● TASK DETAILS:
Identify the lines that contain the string "Солнечный" and copy all of them.

## start

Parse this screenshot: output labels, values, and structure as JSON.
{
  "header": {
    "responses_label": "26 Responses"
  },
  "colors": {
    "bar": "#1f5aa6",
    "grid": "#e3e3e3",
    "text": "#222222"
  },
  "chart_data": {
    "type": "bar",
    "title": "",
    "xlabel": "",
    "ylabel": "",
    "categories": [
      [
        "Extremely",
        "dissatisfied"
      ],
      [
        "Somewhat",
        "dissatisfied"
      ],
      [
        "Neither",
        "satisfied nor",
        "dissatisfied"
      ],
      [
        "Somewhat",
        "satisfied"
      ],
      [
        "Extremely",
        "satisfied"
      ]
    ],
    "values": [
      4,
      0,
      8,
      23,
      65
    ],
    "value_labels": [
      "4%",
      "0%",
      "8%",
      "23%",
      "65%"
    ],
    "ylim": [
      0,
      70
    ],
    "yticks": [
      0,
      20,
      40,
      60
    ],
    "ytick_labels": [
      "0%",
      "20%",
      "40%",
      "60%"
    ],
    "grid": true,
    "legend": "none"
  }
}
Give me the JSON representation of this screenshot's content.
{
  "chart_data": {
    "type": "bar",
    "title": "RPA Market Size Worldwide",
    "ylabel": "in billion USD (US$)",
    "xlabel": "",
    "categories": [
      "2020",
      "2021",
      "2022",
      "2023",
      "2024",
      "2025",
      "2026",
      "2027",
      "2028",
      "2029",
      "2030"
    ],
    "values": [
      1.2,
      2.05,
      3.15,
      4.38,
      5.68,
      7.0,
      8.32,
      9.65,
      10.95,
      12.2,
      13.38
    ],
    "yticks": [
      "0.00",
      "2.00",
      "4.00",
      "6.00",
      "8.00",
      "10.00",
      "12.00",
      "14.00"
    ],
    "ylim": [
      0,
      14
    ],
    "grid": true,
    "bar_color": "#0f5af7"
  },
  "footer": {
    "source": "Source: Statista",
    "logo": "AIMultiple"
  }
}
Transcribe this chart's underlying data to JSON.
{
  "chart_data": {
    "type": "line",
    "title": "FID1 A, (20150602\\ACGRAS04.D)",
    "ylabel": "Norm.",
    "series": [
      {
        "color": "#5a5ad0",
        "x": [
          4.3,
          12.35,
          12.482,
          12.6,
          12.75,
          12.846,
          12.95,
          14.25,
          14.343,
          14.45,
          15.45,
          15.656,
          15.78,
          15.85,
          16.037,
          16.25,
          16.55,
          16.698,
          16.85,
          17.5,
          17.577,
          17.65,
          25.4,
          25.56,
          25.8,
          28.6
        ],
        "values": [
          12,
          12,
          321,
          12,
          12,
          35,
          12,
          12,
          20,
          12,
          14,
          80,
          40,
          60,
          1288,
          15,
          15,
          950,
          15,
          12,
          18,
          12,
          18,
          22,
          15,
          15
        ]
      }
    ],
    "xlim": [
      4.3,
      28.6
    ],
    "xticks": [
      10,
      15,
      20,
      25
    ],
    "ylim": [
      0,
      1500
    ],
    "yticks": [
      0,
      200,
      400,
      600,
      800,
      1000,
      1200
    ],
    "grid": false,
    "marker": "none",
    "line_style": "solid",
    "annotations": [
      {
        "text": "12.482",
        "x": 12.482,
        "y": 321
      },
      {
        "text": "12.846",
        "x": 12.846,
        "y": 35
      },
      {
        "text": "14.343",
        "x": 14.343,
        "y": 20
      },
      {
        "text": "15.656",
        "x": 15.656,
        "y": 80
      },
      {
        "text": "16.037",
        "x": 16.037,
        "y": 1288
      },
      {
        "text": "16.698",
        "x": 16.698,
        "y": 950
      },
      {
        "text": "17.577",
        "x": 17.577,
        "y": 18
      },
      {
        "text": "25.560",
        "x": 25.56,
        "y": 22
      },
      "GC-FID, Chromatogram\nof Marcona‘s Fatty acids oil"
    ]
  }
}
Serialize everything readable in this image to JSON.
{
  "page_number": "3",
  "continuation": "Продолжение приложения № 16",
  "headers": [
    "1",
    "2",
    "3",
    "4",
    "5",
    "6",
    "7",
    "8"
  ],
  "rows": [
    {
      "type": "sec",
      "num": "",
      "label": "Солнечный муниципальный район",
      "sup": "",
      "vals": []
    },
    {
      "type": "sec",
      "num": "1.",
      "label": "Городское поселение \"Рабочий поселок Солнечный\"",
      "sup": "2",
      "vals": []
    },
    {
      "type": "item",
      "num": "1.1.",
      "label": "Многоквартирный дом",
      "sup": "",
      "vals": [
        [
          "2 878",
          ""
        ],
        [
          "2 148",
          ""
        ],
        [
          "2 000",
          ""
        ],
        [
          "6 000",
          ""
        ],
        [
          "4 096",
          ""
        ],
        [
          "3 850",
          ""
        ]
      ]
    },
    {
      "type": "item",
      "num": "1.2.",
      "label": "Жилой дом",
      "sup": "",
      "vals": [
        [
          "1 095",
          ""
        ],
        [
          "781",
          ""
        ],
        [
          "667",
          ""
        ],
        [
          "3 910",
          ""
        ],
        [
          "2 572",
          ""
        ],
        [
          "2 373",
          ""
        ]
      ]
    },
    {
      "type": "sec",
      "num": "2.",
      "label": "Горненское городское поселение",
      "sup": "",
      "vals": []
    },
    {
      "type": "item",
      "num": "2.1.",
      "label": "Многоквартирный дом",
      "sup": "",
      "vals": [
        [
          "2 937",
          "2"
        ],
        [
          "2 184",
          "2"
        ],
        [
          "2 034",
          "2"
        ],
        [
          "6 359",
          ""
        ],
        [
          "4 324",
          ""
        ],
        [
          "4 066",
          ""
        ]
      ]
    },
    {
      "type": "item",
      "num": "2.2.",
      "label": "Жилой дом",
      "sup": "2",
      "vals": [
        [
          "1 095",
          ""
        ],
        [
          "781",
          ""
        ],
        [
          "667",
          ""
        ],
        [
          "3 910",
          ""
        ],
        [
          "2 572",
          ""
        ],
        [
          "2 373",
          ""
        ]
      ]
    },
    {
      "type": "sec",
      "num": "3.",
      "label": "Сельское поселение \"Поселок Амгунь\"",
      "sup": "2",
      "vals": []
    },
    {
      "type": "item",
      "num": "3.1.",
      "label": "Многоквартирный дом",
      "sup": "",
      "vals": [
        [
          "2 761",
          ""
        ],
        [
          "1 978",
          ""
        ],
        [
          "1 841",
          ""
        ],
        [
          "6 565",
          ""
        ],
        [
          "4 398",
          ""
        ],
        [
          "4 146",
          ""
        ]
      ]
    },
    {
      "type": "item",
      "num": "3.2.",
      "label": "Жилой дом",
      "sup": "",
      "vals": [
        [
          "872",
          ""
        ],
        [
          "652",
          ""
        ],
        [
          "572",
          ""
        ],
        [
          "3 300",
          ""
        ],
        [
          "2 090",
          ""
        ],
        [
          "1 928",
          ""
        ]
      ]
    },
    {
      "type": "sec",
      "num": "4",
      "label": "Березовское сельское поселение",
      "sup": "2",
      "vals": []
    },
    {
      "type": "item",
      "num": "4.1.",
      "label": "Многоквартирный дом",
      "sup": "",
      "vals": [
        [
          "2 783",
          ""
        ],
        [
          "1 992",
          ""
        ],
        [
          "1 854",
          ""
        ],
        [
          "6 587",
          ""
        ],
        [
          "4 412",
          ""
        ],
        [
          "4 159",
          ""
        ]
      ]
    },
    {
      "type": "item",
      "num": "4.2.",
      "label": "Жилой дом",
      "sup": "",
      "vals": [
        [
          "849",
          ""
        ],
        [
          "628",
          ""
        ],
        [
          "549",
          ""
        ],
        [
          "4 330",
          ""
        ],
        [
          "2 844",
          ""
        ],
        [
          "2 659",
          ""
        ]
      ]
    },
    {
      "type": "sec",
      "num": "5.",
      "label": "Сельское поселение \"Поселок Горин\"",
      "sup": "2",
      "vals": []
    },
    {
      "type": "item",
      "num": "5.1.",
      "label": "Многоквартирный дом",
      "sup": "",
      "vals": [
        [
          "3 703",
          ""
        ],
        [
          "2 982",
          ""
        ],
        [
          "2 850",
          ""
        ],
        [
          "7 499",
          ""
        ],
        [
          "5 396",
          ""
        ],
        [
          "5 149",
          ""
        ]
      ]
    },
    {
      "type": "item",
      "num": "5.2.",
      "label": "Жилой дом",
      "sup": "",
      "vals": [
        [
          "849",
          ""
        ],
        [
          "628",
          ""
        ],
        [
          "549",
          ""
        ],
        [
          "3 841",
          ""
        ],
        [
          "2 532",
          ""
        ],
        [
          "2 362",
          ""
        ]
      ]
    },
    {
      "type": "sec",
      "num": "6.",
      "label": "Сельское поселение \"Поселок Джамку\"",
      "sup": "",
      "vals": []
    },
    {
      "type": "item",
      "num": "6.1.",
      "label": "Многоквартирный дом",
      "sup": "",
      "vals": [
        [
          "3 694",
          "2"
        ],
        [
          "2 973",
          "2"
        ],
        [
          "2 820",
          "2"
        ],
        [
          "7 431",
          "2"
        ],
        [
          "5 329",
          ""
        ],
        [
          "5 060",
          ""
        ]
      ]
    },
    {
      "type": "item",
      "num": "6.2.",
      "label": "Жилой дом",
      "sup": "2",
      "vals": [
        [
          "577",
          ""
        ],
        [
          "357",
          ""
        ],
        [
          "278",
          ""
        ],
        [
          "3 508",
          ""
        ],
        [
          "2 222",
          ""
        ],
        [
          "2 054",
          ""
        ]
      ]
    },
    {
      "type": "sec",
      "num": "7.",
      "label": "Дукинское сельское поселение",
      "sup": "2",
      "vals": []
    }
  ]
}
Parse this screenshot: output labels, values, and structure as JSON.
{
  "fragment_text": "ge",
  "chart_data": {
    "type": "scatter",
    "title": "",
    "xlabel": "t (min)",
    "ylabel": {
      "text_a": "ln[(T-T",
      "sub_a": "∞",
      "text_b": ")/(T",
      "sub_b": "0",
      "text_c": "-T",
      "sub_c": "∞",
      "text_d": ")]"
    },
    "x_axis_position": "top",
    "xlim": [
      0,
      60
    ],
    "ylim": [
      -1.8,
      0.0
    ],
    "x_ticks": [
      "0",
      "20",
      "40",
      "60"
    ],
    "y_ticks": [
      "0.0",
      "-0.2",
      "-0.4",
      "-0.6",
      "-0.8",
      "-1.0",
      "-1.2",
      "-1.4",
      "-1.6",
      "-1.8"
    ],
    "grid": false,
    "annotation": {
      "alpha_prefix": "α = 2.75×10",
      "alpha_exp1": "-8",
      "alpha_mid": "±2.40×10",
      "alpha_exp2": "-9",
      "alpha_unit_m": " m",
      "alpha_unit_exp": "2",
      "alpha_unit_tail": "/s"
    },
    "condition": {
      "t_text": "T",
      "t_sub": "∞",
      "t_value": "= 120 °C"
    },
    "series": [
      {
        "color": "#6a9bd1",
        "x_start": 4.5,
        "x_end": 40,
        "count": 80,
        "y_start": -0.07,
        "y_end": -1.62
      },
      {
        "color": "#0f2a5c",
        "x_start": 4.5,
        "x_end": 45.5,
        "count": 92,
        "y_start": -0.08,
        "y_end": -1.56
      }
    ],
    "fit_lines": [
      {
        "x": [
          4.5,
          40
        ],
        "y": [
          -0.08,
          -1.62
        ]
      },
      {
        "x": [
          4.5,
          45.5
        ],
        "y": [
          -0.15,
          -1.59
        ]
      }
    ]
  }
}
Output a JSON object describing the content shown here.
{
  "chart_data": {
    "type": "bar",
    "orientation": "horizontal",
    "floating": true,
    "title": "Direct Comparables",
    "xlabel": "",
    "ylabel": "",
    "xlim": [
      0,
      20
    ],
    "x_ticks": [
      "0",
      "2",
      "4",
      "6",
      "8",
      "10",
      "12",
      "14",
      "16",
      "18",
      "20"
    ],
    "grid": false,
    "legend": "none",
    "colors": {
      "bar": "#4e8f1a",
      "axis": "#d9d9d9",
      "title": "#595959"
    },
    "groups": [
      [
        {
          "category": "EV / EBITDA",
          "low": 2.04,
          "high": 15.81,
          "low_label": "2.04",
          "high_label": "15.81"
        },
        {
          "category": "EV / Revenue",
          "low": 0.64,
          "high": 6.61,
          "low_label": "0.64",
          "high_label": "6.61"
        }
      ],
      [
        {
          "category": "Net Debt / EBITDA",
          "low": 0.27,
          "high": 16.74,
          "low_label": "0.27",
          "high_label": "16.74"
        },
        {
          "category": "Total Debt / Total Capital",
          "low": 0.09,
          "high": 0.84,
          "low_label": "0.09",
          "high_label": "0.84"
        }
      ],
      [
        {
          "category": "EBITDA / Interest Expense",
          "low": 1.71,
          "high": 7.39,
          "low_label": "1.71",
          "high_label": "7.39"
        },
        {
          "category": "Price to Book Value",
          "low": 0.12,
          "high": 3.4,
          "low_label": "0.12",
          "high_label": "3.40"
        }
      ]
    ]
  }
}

## end

● WRITTEN ANSWER:
      "label": "Солнечный муниципальный район",
      "label": "Городское поселение \"Рабочий поселок Солнечный\"",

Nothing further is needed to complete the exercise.